# Material provided
________________________________________

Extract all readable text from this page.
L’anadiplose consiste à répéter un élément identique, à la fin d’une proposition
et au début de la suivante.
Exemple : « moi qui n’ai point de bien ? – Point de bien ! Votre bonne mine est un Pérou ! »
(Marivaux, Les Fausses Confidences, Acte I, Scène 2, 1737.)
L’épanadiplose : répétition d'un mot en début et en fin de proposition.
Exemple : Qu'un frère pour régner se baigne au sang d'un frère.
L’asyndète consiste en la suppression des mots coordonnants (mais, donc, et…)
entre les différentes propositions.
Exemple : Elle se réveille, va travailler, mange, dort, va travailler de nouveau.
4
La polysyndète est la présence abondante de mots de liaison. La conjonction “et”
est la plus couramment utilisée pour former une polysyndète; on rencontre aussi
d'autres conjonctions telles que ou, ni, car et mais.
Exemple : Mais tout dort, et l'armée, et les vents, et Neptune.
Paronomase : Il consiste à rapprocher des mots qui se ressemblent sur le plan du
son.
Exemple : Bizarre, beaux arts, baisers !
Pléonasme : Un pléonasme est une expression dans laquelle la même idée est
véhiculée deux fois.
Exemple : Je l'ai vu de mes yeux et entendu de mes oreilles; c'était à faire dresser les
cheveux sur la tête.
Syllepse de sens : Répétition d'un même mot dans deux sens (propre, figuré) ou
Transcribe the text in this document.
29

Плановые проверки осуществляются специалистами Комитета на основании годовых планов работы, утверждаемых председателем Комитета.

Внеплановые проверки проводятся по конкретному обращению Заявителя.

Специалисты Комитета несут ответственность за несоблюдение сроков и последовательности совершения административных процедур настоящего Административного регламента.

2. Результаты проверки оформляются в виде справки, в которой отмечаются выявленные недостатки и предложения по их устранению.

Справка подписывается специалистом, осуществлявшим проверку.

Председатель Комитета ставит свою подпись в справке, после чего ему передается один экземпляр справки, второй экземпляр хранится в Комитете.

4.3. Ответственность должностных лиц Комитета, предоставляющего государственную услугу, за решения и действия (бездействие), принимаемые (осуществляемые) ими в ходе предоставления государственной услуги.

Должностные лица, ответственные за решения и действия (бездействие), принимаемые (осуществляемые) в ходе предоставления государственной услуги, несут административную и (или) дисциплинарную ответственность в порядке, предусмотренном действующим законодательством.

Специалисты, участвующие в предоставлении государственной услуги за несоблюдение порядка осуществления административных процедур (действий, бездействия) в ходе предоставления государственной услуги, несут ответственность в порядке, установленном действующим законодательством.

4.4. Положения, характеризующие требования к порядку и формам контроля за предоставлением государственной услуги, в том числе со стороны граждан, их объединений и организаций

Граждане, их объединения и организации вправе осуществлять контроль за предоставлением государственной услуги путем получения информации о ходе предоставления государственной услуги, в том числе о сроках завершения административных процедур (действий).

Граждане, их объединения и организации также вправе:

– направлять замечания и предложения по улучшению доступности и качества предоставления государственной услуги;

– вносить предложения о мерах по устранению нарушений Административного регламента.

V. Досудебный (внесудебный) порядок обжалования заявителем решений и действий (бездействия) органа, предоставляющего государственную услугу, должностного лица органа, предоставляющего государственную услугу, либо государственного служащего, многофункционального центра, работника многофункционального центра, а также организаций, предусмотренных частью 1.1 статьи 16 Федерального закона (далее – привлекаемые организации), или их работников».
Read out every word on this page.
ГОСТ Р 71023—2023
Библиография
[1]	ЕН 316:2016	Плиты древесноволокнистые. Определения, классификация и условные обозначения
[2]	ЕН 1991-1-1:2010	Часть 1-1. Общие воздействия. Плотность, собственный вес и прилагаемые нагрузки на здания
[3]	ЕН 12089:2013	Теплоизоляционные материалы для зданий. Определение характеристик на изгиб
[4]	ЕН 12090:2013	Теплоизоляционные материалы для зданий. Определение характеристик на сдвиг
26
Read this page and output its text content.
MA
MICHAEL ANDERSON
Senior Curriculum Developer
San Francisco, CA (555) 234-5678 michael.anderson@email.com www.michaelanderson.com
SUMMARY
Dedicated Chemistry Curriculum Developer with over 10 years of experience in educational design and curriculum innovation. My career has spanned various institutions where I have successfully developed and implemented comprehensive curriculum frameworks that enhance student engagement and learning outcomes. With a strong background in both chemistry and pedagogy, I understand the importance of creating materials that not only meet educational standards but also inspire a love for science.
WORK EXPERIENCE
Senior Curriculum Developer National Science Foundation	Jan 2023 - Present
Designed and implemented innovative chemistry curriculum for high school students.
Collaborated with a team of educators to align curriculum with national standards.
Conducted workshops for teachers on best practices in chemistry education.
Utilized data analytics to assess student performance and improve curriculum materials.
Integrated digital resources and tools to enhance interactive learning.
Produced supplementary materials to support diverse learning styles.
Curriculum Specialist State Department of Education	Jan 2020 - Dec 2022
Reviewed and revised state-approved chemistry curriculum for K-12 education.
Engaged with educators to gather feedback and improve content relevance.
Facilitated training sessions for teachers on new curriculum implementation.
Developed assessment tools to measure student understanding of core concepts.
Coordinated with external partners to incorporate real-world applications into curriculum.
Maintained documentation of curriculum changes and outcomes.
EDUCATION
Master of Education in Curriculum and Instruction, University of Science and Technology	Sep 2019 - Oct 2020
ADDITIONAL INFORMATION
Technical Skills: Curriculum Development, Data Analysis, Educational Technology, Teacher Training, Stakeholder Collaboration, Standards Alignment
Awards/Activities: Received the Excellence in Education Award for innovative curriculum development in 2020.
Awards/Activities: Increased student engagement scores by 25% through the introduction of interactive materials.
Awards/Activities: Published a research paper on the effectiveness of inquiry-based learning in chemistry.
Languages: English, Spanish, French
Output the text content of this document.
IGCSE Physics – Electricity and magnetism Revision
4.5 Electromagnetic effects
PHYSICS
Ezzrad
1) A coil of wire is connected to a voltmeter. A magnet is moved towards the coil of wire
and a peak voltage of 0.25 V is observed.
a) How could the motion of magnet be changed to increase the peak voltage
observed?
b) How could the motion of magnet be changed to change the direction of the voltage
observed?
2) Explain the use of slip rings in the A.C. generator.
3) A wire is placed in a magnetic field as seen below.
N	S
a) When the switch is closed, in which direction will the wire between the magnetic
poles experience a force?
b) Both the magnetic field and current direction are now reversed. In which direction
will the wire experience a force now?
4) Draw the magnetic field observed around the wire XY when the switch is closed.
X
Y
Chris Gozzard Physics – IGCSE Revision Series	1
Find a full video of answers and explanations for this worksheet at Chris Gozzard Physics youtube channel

________________________________________

Reproduce the entries above in full, verbatim.

# Result of the exercise
Extract all readable text from this page.
L’anadiplose consiste à répéter un élément identique, à la fin d’une proposition
et au début de la suivante.
Exemple : « moi qui n’ai point de bien ? – Point de bien ! Votre bonne mine est un Pérou ! »
(Marivaux, Les Fausses Confidences, Acte I, Scène 2, 1737.)
L’épanadiplose : répétition d'un mot en début et en fin de proposition.
Exemple : Qu'un frère pour régner se baigne au sang d'un frère.
L’asyndète consiste en la suppression des mots coordonnants (mais, donc, et…)
entre les différentes propositions.
Exemple : Elle se réveille, va travailler, mange, dort, va travailler de nouveau.
4
La polysyndète est la présence abondante de mots de liaison. La conjonction “et”
est la plus couramment utilisée pour former une polysyndète; on rencontre aussi
d'autres conjonctions telles que ou, ni, car et mais.
Exemple : Mais tout dort, et l'armée, et les vents, et Neptune.
Paronomase : Il consiste à rapprocher des mots qui se ressemblent sur le plan du
son.
Exemple : Bizarre, beaux arts, baisers !
Pléonasme : Un pléonasme est une expression dans laquelle la même idée est
véhiculée deux fois.
Exemple : Je l'ai vu de mes yeux et entendu de mes oreilles; c'était à faire dresser les
cheveux sur la tête.
Syllepse de sens : Répétition d'un même mot dans deux sens (propre, figuré) ou
Transcribe the text in this document.
29

Плановые проверки осуществляются специалистами Комитета на основании годовых планов работы, утверждаемых председателем Комитета.

Внеплановые проверки проводятся по конкретному обращению Заявителя.

Специалисты Комитета несут ответственность за несоблюдение сроков и последовательности совершения административных процедур настоящего Административного регламента.

2. Результаты проверки оформляются в виде справки, в которой отмечаются выявленные недостатки и предложения по их устранению.

Справка подписывается специалистом, осуществлявшим проверку.

Председатель Комитета ставит свою подпись в справке, после чего ему передается один экземпляр справки, второй экземпляр хранится в Комитете.

4.3. Ответственность должностных лиц Комитета, предоставляющего государственную услугу, за решения и действия (бездействие), принимаемые (осуществляемые) ими в ходе предоставления государственной услуги.

Должностные лица, ответственные за решения и действия (бездействие), принимаемые (осуществляемые) в ходе предоставления государственной услуги, несут административную и (или) дисциплинарную ответственность в порядке, предусмотренном действующим законодательством.

Специалисты, участвующие в предоставлении государственной услуги за несоблюдение порядка осуществления административных процедур (действий, бездействия) в ходе предоставления государственной услуги, несут ответственность в порядке, установленном действующим законодательством.

4.4. Положения, характеризующие требования к порядку и формам контроля за предоставлением государственной услуги, в том числе со стороны граждан, их объединений и организаций

Граждане, их объединения и организации вправе осуществлять контроль за предоставлением государственной услуги путем получения информации о ходе предоставления государственной услуги, в том числе о сроках завершения административных процедур (действий).

Граждане, их объединения и организации также вправе:

– направлять замечания и предложения по улучшению доступности и качества предоставления государственной услуги;

– вносить предложения о мерах по устранению нарушений Административного регламента.

V. Досудебный (внесудебный) порядок обжалования заявителем решений и действий (бездействия) органа, предоставляющего государственную услугу, должностного лица органа, предоставляющего государственную услугу, либо государственного служащего, многофункционального центра, работника многофункционального центра, а также организаций, предусмотренных частью 1.1 статьи 16 Федерального закона (далее – привлекаемые организации), или их работников».
Read out every word on this page.
ГОСТ Р 71023—2023
Библиография
[1]	ЕН 316:2016	Плиты древесноволокнистые. Определения, классификация и условные обозначения
[2]	ЕН 1991-1-1:2010	Часть 1-1. Общие воздействия. Плотность, собственный вес и прилагаемые нагрузки на здания
[3]	ЕН 12089:2013	Теплоизоляционные материалы для зданий. Определение характеристик на изгиб
[4]	ЕН 12090:2013	Теплоизоляционные материалы для зданий. Определение характеристик на сдвиг
26
Read this page and output its text content.
MA
MICHAEL ANDERSON
Senior Curriculum Developer
San Francisco, CA (555) 234-5678 michael.anderson@email.com www.michaelanderson.com
SUMMARY
Dedicated Chemistry Curriculum Developer with over 10 years of experience in educational design and curriculum innovation. My career has spanned various institutions where I have successfully developed and implemented comprehensive curriculum frameworks that enhance student engagement and learning outcomes. With a strong background in both chemistry and pedagogy, I understand the importance of creating materials that not only meet educational standards but also inspire a love for science.
WORK EXPERIENCE
Senior Curriculum Developer National Science Foundation	Jan 2023 - Present
Designed and implemented innovative chemistry curriculum for high school students.
Collaborated with a team of educators to align curriculum with national standards.
Conducted workshops for teachers on best practices in chemistry education.
Utilized data analytics to assess student performance and improve curriculum materials.
Integrated digital resources and tools to enhance interactive learning.
Produced supplementary materials to support diverse learning styles.
Curriculum Specialist State Department of Education	Jan 2020 - Dec 2022
Reviewed and revised state-approved chemistry curriculum for K-12 education.
Engaged with educators to gather feedback and improve content relevance.
Facilitated training sessions for teachers on new curriculum implementation.
Developed assessment tools to measure student understanding of core concepts.
Coordinated with external partners to incorporate real-world applications into curriculum.
Maintained documentation of curriculum changes and outcomes.
EDUCATION
Master of Education in Curriculum and Instruction, University of Science and Technology	Sep 2019 - Oct 2020
ADDITIONAL INFORMATION
Technical Skills: Curriculum Development, Data Analysis, Educational Technology, Teacher Training, Stakeholder Collaboration, Standards Alignment
Awards/Activities: Received the Excellence in Education Award for innovative curriculum development in 2020.
Awards/Activities: Increased student engagement scores by 25% through the introduction of interactive materials.
Awards/Activities: Published a research paper on the effectiveness of inquiry-based learning in chemistry.
Languages: English, Spanish, French
Output the text content of this document.
IGCSE Physics – Electricity and magnetism Revision
4.5 Electromagnetic effects
PHYSICS
Ezzrad
1) A coil of wire is connected to a voltmeter. A magnet is moved towards the coil of wire
and a peak voltage of 0.25 V is observed.
a) How could the motion of magnet be changed to increase the peak voltage
observed?
b) How could the motion of magnet be changed to change the direction of the voltage
observed?
2) Explain the use of slip rings in the A.C. generator.
3) A wire is placed in a magnetic field as seen below.
N	S
a) When the switch is closed, in which direction will the wire between the magnetic
poles experience a force?
b) Both the magnetic field and current direction are now reversed. In which direction
will the wire experience a force now?
4) Draw the magnetic field observed around the wire XY when the switch is closed.
X
Y
Chris Gozzard Physics – IGCSE Revision Series	1
Find a full video of answers and explanations for this worksheet at Chris Gozzard Physics youtube channel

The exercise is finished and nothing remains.